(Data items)
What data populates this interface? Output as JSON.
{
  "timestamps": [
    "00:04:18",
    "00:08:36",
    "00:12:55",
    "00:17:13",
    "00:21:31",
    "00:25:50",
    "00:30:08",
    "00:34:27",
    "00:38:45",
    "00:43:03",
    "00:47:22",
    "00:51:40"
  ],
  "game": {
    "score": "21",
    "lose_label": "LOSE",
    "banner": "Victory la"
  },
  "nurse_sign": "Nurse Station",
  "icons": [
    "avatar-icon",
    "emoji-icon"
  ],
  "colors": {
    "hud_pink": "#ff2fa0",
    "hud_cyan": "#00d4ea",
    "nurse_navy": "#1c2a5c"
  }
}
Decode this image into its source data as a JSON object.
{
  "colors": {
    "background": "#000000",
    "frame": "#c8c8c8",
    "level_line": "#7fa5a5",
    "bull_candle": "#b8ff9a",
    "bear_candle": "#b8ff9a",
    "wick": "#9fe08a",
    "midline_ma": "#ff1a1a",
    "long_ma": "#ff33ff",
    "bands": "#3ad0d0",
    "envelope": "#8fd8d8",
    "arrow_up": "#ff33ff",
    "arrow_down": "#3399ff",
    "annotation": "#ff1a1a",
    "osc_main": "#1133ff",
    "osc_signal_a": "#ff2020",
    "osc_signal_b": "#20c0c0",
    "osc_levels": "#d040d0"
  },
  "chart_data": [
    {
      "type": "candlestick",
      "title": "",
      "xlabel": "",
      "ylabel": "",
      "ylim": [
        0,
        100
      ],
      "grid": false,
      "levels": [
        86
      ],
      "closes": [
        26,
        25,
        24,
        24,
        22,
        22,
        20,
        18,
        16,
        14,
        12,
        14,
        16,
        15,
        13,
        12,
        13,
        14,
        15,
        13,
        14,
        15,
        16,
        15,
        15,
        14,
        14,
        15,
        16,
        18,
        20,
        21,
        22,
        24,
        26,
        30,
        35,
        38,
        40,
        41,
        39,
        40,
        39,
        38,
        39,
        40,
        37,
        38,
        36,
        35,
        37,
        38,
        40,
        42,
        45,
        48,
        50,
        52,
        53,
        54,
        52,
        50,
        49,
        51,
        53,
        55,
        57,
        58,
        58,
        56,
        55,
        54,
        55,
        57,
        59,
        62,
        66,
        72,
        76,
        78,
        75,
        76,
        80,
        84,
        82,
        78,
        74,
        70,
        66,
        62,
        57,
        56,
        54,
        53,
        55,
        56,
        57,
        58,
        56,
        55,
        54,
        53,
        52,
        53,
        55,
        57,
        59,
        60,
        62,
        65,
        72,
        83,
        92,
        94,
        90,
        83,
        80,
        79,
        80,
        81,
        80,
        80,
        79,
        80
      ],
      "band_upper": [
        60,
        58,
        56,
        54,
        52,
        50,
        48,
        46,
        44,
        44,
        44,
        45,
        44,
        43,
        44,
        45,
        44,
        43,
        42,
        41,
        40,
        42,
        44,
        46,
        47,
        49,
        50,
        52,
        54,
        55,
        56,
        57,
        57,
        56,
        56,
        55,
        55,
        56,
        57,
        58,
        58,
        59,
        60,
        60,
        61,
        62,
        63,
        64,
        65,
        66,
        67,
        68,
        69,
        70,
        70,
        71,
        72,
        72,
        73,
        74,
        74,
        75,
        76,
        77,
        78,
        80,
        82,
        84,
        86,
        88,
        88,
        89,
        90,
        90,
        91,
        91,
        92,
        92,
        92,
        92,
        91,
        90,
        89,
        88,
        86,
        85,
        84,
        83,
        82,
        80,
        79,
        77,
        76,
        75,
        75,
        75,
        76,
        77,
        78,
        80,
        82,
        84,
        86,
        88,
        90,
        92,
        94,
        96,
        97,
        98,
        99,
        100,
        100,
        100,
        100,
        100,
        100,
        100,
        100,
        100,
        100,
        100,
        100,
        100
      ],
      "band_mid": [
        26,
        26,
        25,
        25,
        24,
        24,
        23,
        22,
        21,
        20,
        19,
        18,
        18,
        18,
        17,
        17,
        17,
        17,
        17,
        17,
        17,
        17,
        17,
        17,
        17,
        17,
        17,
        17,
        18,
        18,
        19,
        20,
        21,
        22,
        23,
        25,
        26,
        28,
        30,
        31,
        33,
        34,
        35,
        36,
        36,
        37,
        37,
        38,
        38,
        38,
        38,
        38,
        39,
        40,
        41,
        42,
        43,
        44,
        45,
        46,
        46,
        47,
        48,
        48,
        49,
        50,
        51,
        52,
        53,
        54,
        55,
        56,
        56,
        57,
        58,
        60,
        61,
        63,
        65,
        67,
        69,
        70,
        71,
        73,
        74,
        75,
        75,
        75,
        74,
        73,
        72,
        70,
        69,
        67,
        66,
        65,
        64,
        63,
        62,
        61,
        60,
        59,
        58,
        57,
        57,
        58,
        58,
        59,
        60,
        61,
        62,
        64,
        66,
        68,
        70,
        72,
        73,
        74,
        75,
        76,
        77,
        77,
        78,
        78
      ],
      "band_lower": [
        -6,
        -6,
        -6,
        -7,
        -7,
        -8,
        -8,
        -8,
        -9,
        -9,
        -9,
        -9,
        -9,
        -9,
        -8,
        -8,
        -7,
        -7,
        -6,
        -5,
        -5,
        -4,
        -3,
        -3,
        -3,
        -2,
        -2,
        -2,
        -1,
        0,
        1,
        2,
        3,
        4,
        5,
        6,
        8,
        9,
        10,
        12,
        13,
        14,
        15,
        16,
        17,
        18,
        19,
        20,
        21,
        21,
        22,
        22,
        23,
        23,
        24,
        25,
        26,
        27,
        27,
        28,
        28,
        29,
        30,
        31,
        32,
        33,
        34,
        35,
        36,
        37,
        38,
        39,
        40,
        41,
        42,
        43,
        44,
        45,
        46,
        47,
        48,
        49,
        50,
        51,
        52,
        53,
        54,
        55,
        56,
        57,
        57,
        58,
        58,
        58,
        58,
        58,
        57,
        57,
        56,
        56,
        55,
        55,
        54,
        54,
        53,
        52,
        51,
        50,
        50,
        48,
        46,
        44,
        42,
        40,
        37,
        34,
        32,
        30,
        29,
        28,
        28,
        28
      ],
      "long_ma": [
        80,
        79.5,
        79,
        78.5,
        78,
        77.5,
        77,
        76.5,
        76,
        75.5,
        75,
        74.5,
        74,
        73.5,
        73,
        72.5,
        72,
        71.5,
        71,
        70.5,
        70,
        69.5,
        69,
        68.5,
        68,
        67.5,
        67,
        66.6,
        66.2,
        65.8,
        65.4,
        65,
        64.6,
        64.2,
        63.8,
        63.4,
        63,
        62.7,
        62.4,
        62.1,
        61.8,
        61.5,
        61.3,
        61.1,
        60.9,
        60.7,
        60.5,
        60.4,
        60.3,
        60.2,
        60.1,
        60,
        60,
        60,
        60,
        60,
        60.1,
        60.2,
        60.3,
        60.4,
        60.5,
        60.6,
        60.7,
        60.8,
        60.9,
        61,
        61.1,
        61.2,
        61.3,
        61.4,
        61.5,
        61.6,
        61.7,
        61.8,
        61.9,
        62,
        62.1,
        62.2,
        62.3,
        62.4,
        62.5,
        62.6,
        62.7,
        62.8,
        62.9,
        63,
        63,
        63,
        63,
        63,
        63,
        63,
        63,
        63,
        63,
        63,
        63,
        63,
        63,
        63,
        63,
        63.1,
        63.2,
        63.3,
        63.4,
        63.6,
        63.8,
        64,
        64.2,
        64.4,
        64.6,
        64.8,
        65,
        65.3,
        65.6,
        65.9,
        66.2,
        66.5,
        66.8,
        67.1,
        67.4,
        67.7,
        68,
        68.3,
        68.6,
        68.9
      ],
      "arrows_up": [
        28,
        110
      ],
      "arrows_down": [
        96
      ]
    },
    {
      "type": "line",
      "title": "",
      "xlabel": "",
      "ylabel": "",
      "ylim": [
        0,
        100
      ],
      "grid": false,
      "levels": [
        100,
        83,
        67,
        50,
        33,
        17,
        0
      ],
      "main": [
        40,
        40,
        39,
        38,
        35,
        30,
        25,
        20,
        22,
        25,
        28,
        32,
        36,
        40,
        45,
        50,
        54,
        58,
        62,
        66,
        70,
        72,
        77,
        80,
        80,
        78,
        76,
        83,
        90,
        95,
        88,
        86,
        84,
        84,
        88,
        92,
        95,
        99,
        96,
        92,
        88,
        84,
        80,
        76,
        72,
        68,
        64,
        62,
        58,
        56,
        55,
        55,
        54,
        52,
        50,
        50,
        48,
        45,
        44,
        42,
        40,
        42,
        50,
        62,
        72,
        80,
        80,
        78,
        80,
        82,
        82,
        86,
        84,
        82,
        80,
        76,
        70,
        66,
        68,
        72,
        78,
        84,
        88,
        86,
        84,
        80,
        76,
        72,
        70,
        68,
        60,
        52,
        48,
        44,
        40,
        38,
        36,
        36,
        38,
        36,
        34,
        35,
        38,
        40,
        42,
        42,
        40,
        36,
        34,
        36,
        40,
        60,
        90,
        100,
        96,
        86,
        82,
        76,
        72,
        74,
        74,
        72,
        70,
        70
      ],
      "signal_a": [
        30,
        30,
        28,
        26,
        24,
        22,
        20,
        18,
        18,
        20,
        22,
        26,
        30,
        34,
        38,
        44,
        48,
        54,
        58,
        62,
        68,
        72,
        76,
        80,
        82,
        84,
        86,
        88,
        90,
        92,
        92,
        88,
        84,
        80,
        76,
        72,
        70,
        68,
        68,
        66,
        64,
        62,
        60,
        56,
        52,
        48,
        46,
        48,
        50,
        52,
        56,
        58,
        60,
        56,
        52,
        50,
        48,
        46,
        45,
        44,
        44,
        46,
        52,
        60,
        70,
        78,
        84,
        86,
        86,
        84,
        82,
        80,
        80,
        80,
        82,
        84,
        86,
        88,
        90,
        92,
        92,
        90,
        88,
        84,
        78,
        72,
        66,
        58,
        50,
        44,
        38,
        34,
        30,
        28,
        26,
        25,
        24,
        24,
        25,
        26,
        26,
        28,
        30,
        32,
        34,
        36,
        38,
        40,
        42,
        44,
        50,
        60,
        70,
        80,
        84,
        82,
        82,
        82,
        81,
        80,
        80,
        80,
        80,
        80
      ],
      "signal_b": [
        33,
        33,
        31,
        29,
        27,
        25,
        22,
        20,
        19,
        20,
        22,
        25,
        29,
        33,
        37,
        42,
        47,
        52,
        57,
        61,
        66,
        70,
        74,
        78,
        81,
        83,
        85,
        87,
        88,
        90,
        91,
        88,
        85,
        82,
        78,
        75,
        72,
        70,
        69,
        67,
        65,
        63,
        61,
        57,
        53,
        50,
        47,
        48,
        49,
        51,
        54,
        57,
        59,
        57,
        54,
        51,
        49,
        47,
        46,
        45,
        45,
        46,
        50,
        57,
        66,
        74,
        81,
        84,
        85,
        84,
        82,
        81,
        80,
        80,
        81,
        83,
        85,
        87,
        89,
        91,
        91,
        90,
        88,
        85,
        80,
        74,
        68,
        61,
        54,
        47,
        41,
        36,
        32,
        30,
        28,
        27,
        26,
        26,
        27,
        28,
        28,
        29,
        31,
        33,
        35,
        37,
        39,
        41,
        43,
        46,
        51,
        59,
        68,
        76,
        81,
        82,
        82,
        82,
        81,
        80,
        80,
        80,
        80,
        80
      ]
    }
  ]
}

### What is expected
Show every line in the records above that contains the word "this".

### The reply
What data populates this interface? Output as JSON.
Decode this image into its source data as a JSON object.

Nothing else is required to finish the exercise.